═══ Document segment
I’m a regular at a coffee establishment in my neighborhood; I consider the table facing the doorway my office away from my office. The manager of this coffee establishment, a soft-spoken ringer for Ringo Starr, is my friend and we chat once or twice each time he’s there. This manager is also a skilled barrista. His leaves and hearts — the shapes milk is formed into on the surface of lattes — are uniform, sculpted, perfect. He and the other staff members have also raised looking like a barrista to an art form. They all look like Beatles, or like people who could be Beatles. NYC health law must require them to wear hats, but the NYC health law never envisioned so many different kinds of hats. Mets hats, Dr. Seuss hats, ironically and therefore festively taciturn hats. Uniform cool.
But the barristas are not only cool, they’re unfailingly calm. It may just be that they’re young, but there is something about the way the staff at this particular outpost of this coffee establishment never seems to get rattled which makes it a wonderful place to come and work.
Seating in the coffee establishment is disorganized, random. There are a lot of tables and chairs, but there isn’t really a lot of space. So people sit right up against each other, Paris café-style. Seats are chosen by view out the floor-to-ceiling front windows, access to computer plugs. People come to work despite the often-loud music playing — ranging from opera to The Roots — and the loud talk. For me, the chatter mixed with music = white noise; but I have my limit — people who sit down next to me when I’m CLEARLY working, take out their cell phones and settle in for a long call. I do my best to politely (but never verbally) discourage this.
══════
• **Exercise instructions**
1. Name every kind of hat that the coffee shop piece mentions.
2. Answer these from the coffee shop piece:
(a) What does the writer consider the table facing the doorway?
(b) What range of music plays in the coffee establishment?
(c) By what are seats chosen?
3. From the coffee shop piece, return the passage starting with "Seating in the" and going on through "verbally) discourage this.".
Nothing in the listings is needed here.
═══ Material shown
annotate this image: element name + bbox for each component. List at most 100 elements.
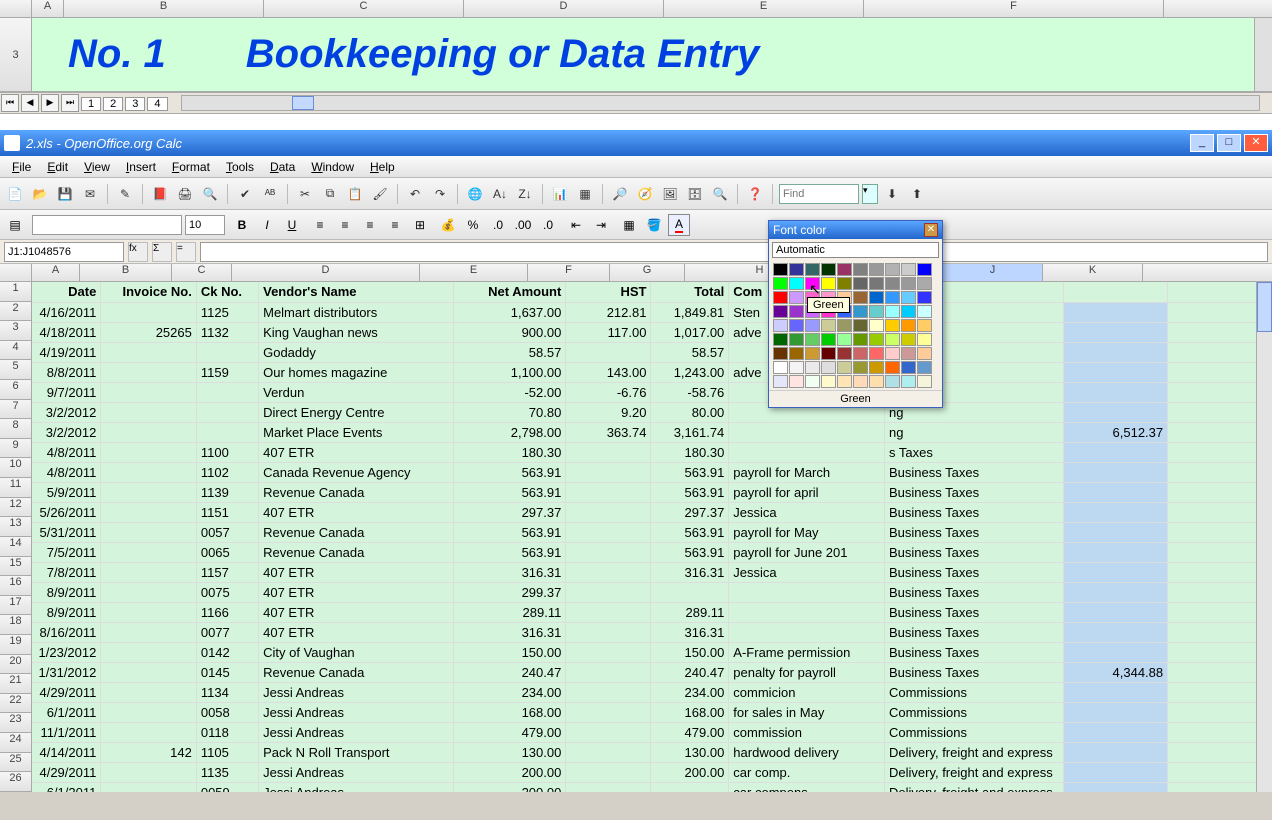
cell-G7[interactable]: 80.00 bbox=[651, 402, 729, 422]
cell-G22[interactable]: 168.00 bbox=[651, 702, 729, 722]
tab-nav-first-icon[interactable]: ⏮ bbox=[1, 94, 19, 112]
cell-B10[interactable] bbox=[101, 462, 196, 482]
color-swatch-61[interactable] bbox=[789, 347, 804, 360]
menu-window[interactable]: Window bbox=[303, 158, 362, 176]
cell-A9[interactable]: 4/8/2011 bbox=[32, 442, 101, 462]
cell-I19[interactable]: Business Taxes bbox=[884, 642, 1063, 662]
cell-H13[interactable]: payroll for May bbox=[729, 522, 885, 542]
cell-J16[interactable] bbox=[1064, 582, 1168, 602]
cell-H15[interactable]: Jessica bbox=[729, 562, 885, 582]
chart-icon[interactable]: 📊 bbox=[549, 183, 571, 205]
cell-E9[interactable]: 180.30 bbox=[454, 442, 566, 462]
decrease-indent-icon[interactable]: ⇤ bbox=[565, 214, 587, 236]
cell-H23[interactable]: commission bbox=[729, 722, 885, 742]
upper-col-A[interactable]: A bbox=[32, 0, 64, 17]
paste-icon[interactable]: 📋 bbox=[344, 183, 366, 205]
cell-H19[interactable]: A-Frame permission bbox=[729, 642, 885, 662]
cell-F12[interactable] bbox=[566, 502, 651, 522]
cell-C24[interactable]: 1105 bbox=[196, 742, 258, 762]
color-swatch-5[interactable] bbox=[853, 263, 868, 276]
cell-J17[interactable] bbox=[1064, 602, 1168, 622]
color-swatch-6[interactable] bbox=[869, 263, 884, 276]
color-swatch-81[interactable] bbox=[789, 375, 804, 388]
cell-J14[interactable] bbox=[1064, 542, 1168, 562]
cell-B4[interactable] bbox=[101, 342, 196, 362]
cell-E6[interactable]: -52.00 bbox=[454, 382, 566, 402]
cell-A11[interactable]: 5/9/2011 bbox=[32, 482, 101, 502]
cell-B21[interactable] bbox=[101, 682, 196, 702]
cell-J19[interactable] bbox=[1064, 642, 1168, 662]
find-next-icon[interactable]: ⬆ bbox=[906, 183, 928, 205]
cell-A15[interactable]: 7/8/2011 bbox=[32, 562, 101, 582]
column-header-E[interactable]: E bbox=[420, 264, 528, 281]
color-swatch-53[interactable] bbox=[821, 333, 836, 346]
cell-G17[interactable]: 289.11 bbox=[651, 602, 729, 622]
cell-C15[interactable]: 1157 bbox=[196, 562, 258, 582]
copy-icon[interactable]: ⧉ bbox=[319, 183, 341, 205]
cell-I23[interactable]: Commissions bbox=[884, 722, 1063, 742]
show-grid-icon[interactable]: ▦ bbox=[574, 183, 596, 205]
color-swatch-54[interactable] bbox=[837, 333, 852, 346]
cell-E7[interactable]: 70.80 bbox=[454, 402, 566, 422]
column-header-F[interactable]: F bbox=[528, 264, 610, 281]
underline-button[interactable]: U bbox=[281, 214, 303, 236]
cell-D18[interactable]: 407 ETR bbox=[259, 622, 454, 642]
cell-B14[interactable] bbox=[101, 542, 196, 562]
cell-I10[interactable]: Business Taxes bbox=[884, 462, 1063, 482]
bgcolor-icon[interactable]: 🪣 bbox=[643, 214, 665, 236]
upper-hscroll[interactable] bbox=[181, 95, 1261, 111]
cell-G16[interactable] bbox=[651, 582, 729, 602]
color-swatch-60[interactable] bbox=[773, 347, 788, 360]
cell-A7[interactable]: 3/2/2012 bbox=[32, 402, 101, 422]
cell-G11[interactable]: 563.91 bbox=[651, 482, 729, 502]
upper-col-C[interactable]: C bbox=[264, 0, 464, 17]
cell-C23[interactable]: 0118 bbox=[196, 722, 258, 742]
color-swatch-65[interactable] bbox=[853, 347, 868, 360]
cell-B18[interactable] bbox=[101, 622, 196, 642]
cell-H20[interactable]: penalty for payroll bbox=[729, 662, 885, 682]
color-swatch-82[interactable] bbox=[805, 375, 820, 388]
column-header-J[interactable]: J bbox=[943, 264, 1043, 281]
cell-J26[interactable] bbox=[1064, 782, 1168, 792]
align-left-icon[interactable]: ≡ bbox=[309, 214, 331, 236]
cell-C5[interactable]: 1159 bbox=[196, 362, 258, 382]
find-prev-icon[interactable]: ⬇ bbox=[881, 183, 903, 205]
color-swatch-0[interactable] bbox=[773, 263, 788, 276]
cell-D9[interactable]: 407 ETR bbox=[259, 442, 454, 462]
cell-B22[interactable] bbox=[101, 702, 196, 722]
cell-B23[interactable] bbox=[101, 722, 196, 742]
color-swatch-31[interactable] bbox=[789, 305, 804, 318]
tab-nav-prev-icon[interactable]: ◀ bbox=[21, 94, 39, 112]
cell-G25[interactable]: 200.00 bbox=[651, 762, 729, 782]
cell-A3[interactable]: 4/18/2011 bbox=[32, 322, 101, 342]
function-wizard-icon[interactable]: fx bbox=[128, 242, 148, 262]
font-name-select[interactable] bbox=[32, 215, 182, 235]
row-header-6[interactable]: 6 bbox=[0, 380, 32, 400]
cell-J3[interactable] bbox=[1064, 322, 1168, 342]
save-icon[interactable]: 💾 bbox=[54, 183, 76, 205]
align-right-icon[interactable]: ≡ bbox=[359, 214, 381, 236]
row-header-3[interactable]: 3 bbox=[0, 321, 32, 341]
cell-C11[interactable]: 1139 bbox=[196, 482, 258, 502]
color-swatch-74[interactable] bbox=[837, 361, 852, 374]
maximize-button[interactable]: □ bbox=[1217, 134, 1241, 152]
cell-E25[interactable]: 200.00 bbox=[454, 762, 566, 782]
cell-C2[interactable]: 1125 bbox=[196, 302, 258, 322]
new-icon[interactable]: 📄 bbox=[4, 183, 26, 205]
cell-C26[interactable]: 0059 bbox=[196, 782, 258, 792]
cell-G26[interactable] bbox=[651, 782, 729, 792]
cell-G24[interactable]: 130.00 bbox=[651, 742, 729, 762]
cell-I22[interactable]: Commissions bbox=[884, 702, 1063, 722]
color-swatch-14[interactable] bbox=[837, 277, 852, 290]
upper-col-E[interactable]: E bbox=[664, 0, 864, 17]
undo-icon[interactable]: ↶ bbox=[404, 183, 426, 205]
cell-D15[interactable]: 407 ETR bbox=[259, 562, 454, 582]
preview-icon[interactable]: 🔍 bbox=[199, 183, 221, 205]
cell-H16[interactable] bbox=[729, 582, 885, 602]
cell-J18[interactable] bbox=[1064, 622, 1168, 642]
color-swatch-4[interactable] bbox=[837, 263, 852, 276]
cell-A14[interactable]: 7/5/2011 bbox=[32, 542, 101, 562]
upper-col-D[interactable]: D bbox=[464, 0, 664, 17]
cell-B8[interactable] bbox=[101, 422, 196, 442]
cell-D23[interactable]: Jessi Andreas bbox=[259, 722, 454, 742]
══════
• **Task-by-task solutions**
1. Mets hats, Dr. Seuss hats, ironically and therefore festively taciturn hats

2.
(a) My office away from my office.
(b) From opera to The Roots.
(c) By view out the floor-to-ceiling front windows and access to computer plugs.

3.
Seating in the coffee establishment is disorganized, random. There are a lot of tables and chairs, but there isn’t really a lot of space. So people sit right up against each other, Paris café-style. Seats are chosen by view out the floor-to-ceiling front windows, access to computer plugs. People come to work despite the often-loud music playing — ranging from opera to The Roots — and the loud talk. For me, the chatter mixed with music = white noise; but I have my limit — people who sit down next to me when I’m CLEARLY working, take out their cell phones and settle in for a long call. I do my best to politely (but never verbally) discourage this.